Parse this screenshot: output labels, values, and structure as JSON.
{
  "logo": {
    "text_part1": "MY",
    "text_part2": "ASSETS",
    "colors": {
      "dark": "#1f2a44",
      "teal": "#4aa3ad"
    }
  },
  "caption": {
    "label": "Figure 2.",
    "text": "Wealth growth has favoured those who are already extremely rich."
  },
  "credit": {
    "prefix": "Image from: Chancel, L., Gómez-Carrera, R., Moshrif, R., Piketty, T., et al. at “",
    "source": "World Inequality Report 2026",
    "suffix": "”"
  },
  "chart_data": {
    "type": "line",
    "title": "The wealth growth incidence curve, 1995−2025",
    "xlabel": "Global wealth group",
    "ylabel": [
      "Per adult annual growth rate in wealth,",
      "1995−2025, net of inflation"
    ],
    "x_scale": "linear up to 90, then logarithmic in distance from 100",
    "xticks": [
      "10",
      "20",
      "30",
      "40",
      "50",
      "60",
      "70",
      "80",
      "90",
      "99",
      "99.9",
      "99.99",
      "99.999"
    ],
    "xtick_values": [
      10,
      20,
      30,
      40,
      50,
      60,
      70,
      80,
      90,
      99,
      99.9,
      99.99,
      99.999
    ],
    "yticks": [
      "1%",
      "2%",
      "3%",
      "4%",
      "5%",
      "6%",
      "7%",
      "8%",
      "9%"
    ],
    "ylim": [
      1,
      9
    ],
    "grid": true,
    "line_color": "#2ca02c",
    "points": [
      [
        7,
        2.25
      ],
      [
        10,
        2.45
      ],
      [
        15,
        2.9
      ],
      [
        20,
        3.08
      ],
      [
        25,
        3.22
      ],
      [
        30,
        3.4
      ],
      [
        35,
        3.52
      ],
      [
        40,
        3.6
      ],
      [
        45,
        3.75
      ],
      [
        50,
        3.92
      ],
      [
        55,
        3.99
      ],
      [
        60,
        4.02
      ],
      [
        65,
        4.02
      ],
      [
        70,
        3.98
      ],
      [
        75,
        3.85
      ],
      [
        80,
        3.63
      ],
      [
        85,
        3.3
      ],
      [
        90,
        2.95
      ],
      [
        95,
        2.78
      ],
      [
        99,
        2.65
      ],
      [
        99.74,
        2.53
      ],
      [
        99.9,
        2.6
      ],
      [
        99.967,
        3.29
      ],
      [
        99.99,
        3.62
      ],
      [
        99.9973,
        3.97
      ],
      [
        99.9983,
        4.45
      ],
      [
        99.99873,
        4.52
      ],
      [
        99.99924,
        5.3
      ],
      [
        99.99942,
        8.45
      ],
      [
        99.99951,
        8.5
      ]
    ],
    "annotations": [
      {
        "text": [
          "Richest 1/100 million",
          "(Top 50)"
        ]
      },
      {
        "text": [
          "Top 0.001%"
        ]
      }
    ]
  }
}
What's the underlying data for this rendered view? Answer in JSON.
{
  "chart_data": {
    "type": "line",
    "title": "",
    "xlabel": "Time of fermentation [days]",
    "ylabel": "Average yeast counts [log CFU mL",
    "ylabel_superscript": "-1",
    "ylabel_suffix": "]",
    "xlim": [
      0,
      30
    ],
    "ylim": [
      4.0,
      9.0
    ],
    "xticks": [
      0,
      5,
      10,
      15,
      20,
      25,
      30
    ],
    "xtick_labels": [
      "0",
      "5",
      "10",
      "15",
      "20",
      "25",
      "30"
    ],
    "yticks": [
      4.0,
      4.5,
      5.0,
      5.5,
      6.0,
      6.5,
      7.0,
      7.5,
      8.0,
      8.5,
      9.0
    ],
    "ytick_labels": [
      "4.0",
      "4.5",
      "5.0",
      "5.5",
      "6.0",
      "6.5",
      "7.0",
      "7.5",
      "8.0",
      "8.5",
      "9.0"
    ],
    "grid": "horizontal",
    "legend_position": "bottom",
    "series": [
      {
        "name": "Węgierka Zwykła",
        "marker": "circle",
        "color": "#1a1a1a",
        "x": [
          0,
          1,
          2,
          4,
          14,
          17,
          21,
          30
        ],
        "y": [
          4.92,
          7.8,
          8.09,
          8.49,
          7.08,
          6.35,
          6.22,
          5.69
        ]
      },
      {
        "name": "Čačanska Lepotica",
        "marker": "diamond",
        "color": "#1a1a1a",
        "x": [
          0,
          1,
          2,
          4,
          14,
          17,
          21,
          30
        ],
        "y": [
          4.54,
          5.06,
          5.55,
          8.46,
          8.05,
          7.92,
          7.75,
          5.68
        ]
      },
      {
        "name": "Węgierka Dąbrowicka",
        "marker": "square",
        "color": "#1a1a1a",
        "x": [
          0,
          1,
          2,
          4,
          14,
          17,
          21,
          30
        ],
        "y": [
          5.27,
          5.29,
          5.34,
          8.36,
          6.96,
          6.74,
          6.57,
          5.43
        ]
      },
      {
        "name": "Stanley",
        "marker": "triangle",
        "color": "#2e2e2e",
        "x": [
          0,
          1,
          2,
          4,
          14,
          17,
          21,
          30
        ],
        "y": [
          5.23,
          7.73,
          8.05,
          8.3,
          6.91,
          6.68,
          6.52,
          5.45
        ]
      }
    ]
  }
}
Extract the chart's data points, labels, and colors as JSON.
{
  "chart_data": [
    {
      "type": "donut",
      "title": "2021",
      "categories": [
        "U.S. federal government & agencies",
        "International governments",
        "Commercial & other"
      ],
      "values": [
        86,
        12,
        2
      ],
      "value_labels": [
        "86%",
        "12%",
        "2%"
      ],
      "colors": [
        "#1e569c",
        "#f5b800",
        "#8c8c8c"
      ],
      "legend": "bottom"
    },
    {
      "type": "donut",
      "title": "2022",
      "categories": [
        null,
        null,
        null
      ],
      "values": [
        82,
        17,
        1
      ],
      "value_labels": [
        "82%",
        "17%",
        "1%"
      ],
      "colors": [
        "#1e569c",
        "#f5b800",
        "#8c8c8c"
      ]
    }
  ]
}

+ + + + + + +

__Task__: Repeat the whole listing exactly, keeping every line intact.

__Exercise output__:
Parse this screenshot: output labels, values, and structure as JSON.
{
  "logo": {
    "text_part1": "MY",
    "text_part2": "ASSETS",
    "colors": {
      "dark": "#1f2a44",
      "teal": "#4aa3ad"
    }
  },
  "caption": {
    "label": "Figure 2.",
    "text": "Wealth growth has favoured those who are already extremely rich."
  },
  "credit": {
    "prefix": "Image from: Chancel, L., Gómez-Carrera, R., Moshrif, R., Piketty, T., et al. at “",
    "source": "World Inequality Report 2026",
    "suffix": "”"
  },
  "chart_data": {
    "type": "line",
    "title": "The wealth growth incidence curve, 1995−2025",
    "xlabel": "Global wealth group",
    "ylabel": [
      "Per adult annual growth rate in wealth,",
      "1995−2025, net of inflation"
    ],
    "x_scale": "linear up to 90, then logarithmic in distance from 100",
    "xticks": [
      "10",
      "20",
      "30",
      "40",
      "50",
      "60",
      "70",
      "80",
      "90",
      "99",
      "99.9",
      "99.99",
      "99.999"
    ],
    "xtick_values": [
      10,
      20,
      30,
      40,
      50,
      60,
      70,
      80,
      90,
      99,
      99.9,
      99.99,
      99.999
    ],
    "yticks": [
      "1%",
      "2%",
      "3%",
      "4%",
      "5%",
      "6%",
      "7%",
      "8%",
      "9%"
    ],
    "ylim": [
      1,
      9
    ],
    "grid": true,
    "line_color": "#2ca02c",
    "points": [
      [
        7,
        2.25
      ],
      [
        10,
        2.45
      ],
      [
        15,
        2.9
      ],
      [
        20,
        3.08
      ],
      [
        25,
        3.22
      ],
      [
        30,
        3.4
      ],
      [
        35,
        3.52
      ],
      [
        40,
        3.6
      ],
      [
        45,
        3.75
      ],
      [
        50,
        3.92
      ],
      [
        55,
        3.99
      ],
      [
        60,
        4.02
      ],
      [
        65,
        4.02
      ],
      [
        70,
        3.98
      ],
      [
        75,
        3.85
      ],
      [
        80,
        3.63
      ],
      [
        85,
        3.3
      ],
      [
        90,
        2.95
      ],
      [
        95,
        2.78
      ],
      [
        99,
        2.65
      ],
      [
        99.74,
        2.53
      ],
      [
        99.9,
        2.6
      ],
      [
        99.967,
        3.29
      ],
      [
        99.99,
        3.62
      ],
      [
        99.9973,
        3.97
      ],
      [
        99.9983,
        4.45
      ],
      [
        99.99873,
        4.52
      ],
      [
        99.99924,
        5.3
      ],
      [
        99.99942,
        8.45
      ],
      [
        99.99951,
        8.5
      ]
    ],
    "annotations": [
      {
        "text": [
          "Richest 1/100 million",
          "(Top 50)"
        ]
      },
      {
        "text": [
          "Top 0.001%"
        ]
      }
    ]
  }
}
What's the underlying data for this rendered view? Answer in JSON.
{
  "chart_data": {
    "type": "line",
    "title": "",
    "xlabel": "Time of fermentation [days]",
    "ylabel": "Average yeast counts [log CFU mL",
    "ylabel_superscript": "-1",
    "ylabel_suffix": "]",
    "xlim": [
      0,
      30
    ],
    "ylim": [
      4.0,
      9.0
    ],
    "xticks": [
      0,
      5,
      10,
      15,
      20,
      25,
      30
    ],
    "xtick_labels": [
      "0",
      "5",
      "10",
      "15",
      "20",
      "25",
      "30"
    ],
    "yticks": [
      4.0,
      4.5,
      5.0,
      5.5,
      6.0,
      6.5,
      7.0,
      7.5,
      8.0,
      8.5,
      9.0
    ],
    "ytick_labels": [
      "4.0",
      "4.5",
      "5.0",
      "5.5",
      "6.0",
      "6.5",
      "7.0",
      "7.5",
      "8.0",
      "8.5",
      "9.0"
    ],
    "grid": "horizontal",
    "legend_position": "bottom",
    "series": [
      {
        "name": "Węgierka Zwykła",
        "marker": "circle",
        "color": "#1a1a1a",
        "x": [
          0,
          1,
          2,
          4,
          14,
          17,
          21,
          30
        ],
        "y": [
          4.92,
          7.8,
          8.09,
          8.49,
          7.08,
          6.35,
          6.22,
          5.69
        ]
      },
      {
        "name": "Čačanska Lepotica",
        "marker": "diamond",
        "color": "#1a1a1a",
        "x": [
          0,
          1,
          2,
          4,
          14,
          17,
          21,
          30
        ],
        "y": [
          4.54,
          5.06,
          5.55,
          8.46,
          8.05,
          7.92,
          7.75,
          5.68
        ]
      },
      {
        "name": "Węgierka Dąbrowicka",
        "marker": "square",
        "color": "#1a1a1a",
        "x": [
          0,
          1,
          2,
          4,
          14,
          17,
          21,
          30
        ],
        "y": [
          5.27,
          5.29,
          5.34,
          8.36,
          6.96,
          6.74,
          6.57,
          5.43
        ]
      },
      {
        "name": "Stanley",
        "marker": "triangle",
        "color": "#2e2e2e",
        "x": [
          0,
          1,
          2,
          4,
          14,
          17,
          21,
          30
        ],
        "y": [
          5.23,
          7.73,
          8.05,
          8.3,
          6.91,
          6.68,
          6.52,
          5.45
        ]
      }
    ]
  }
}
Extract the chart's data points, labels, and colors as JSON.
{
  "chart_data": [
    {
      "type": "donut",
      "title": "2021",
      "categories": [
        "U.S. federal government & agencies",
        "International governments",
        "Commercial & other"
      ],
      "values": [
        86,
        12,
        2
      ],
      "value_labels": [
        "86%",
        "12%",
        "2%"
      ],
      "colors": [
        "#1e569c",
        "#f5b800",
        "#8c8c8c"
      ],
      "legend": "bottom"
    },
    {
      "type": "donut",
      "title": "2022",
      "categories": [
        null,
        null,
        null
      ],
      "values": [
        82,
        17,
        1
      ],
      "value_labels": [
        "82%",
        "17%",
        "1%"
      ],
      "colors": [
        "#1e569c",
        "#f5b800",
        "#8c8c8c"
      ]
    }
  ]
}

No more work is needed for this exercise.